Request → Output all records precisely as written.

Stored data entries
______________________________
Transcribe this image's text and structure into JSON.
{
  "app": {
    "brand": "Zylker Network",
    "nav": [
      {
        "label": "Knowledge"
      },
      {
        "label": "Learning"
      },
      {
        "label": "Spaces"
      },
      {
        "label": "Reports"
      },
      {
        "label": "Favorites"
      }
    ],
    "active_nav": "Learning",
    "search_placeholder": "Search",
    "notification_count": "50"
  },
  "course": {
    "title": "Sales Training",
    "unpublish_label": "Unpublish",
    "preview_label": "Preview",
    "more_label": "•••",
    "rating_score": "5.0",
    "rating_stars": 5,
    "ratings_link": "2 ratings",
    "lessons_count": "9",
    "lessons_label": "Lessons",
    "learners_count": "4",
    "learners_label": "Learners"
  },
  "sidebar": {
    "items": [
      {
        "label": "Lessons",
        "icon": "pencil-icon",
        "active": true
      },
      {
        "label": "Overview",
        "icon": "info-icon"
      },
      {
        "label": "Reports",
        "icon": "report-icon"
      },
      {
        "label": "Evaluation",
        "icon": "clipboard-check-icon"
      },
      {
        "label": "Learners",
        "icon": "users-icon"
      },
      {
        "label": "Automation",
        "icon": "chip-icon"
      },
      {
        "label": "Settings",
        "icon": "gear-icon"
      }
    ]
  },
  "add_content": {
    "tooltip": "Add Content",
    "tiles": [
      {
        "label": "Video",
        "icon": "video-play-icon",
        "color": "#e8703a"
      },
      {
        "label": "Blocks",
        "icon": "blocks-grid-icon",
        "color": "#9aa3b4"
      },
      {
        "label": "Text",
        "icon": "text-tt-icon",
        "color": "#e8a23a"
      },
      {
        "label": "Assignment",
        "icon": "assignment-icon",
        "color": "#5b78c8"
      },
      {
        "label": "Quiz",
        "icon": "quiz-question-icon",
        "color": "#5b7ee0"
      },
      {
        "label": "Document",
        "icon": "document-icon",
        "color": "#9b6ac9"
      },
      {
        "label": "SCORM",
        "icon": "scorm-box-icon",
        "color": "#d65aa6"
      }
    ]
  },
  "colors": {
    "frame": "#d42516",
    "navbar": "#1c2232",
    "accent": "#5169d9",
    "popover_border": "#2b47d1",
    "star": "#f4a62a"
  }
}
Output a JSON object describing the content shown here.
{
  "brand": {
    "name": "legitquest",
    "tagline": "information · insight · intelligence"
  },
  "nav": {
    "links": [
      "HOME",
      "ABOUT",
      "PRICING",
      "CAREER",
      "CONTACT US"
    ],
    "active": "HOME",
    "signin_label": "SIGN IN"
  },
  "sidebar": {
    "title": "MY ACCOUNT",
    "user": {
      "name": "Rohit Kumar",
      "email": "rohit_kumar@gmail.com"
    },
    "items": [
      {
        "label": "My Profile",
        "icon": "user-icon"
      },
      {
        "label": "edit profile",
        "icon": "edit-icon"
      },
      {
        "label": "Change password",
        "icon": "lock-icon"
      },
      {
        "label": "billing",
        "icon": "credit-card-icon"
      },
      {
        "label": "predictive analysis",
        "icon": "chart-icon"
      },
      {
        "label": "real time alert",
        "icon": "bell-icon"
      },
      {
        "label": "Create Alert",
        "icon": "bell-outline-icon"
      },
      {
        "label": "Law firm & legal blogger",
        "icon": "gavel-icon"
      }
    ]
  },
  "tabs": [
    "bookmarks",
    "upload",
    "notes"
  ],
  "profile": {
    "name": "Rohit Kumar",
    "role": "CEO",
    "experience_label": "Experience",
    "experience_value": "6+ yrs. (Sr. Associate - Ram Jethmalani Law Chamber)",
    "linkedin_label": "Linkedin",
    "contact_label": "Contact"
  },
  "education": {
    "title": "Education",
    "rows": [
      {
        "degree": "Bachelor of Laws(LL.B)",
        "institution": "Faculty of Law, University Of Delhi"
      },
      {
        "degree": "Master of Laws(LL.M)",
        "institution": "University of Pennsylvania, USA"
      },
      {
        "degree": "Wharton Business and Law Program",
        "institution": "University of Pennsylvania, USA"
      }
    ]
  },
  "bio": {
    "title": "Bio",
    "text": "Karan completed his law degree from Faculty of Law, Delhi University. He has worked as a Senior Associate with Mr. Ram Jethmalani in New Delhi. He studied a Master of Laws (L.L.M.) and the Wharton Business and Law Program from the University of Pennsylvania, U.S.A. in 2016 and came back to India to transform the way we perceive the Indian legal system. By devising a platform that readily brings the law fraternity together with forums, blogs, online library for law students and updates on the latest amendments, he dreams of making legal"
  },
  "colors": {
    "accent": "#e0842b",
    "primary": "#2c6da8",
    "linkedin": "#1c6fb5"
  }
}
______________________________
Exercise solution →
Transcribe this image's text and structure into JSON.
{
  "app": {
    "brand": "Zylker Network",
    "nav": [
      {
        "label": "Knowledge"
      },
      {
        "label": "Learning"
      },
      {
        "label": "Spaces"
      },
      {
        "label": "Reports"
      },
      {
        "label": "Favorites"
      }
    ],
    "active_nav": "Learning",
    "search_placeholder": "Search",
    "notification_count": "50"
  },
  "course": {
    "title": "Sales Training",
    "unpublish_label": "Unpublish",
    "preview_label": "Preview",
    "more_label": "•••",
    "rating_score": "5.0",
    "rating_stars": 5,
    "ratings_link": "2 ratings",
    "lessons_count": "9",
    "lessons_label": "Lessons",
    "learners_count": "4",
    "learners_label": "Learners"
  },
  "sidebar": {
    "items": [
      {
        "label": "Lessons",
        "icon": "pencil-icon",
        "active": true
      },
      {
        "label": "Overview",
        "icon": "info-icon"
      },
      {
        "label": "Reports",
        "icon": "report-icon"
      },
      {
        "label": "Evaluation",
        "icon": "clipboard-check-icon"
      },
      {
        "label": "Learners",
        "icon": "users-icon"
      },
      {
        "label": "Automation",
        "icon": "chip-icon"
      },
      {
        "label": "Settings",
        "icon": "gear-icon"
      }
    ]
  },
  "add_content": {
    "tooltip": "Add Content",
    "tiles": [
      {
        "label": "Video",
        "icon": "video-play-icon",
        "color": "#e8703a"
      },
      {
        "label": "Blocks",
        "icon": "blocks-grid-icon",
        "color": "#9aa3b4"
      },
      {
        "label": "Text",
        "icon": "text-tt-icon",
        "color": "#e8a23a"
      },
      {
        "label": "Assignment",
        "icon": "assignment-icon",
        "color": "#5b78c8"
      },
      {
        "label": "Quiz",
        "icon": "quiz-question-icon",
        "color": "#5b7ee0"
      },
      {
        "label": "Document",
        "icon": "document-icon",
        "color": "#9b6ac9"
      },
      {
        "label": "SCORM",
        "icon": "scorm-box-icon",
        "color": "#d65aa6"
      }
    ]
  },
  "colors": {
    "frame": "#d42516",
    "navbar": "#1c2232",
    "accent": "#5169d9",
    "popover_border": "#2b47d1",
    "star": "#f4a62a"
  }
}
Output a JSON object describing the content shown here.
{
  "brand": {
    "name": "legitquest",
    "tagline": "information · insight · intelligence"
  },
  "nav": {
    "links": [
      "HOME",
      "ABOUT",
      "PRICING",
      "CAREER",
      "CONTACT US"
    ],
    "active": "HOME",
    "signin_label": "SIGN IN"
  },
  "sidebar": {
    "title": "MY ACCOUNT",
    "user": {
      "name": "Rohit Kumar",
      "email": "rohit_kumar@gmail.com"
    },
    "items": [
      {
        "label": "My Profile",
        "icon": "user-icon"
      },
      {
        "label": "edit profile",
        "icon": "edit-icon"
      },
      {
        "label": "Change password",
        "icon": "lock-icon"
      },
      {
        "label": "billing",
        "icon": "credit-card-icon"
      },
      {
        "label": "predictive analysis",
        "icon": "chart-icon"
      },
      {
        "label": "real time alert",
        "icon": "bell-icon"
      },
      {
        "label": "Create Alert",
        "icon": "bell-outline-icon"
      },
      {
        "label": "Law firm & legal blogger",
        "icon": "gavel-icon"
      }
    ]
  },
  "tabs": [
    "bookmarks",
    "upload",
    "notes"
  ],
  "profile": {
    "name": "Rohit Kumar",
    "role": "CEO",
    "experience_label": "Experience",
    "experience_value": "6+ yrs. (Sr. Associate - Ram Jethmalani Law Chamber)",
    "linkedin_label": "Linkedin",
    "contact_label": "Contact"
  },
  "education": {
    "title": "Education",
    "rows": [
      {
        "degree": "Bachelor of Laws(LL.B)",
        "institution": "Faculty of Law, University Of Delhi"
      },
      {
        "degree": "Master of Laws(LL.M)",
        "institution": "University of Pennsylvania, USA"
      },
      {
        "degree": "Wharton Business and Law Program",
        "institution": "University of Pennsylvania, USA"
      }
    ]
  },
  "bio": {
    "title": "Bio",
    "text": "Karan completed his law degree from Faculty of Law, Delhi University. He has worked as a Senior Associate with Mr. Ram Jethmalani in New Delhi. He studied a Master of Laws (L.L.M.) and the Wharton Business and Law Program from the University of Pennsylvania, U.S.A. in 2016 and came back to India to transform the way we perceive the Indian legal system. By devising a platform that readily brings the law fraternity together with forums, blogs, online library for law students and updates on the latest amendments, he dreams of making legal"
  },
  "colors": {
    "accent": "#e0842b",
    "primary": "#2c6da8",
    "linkedin": "#1c6fb5"
  }
}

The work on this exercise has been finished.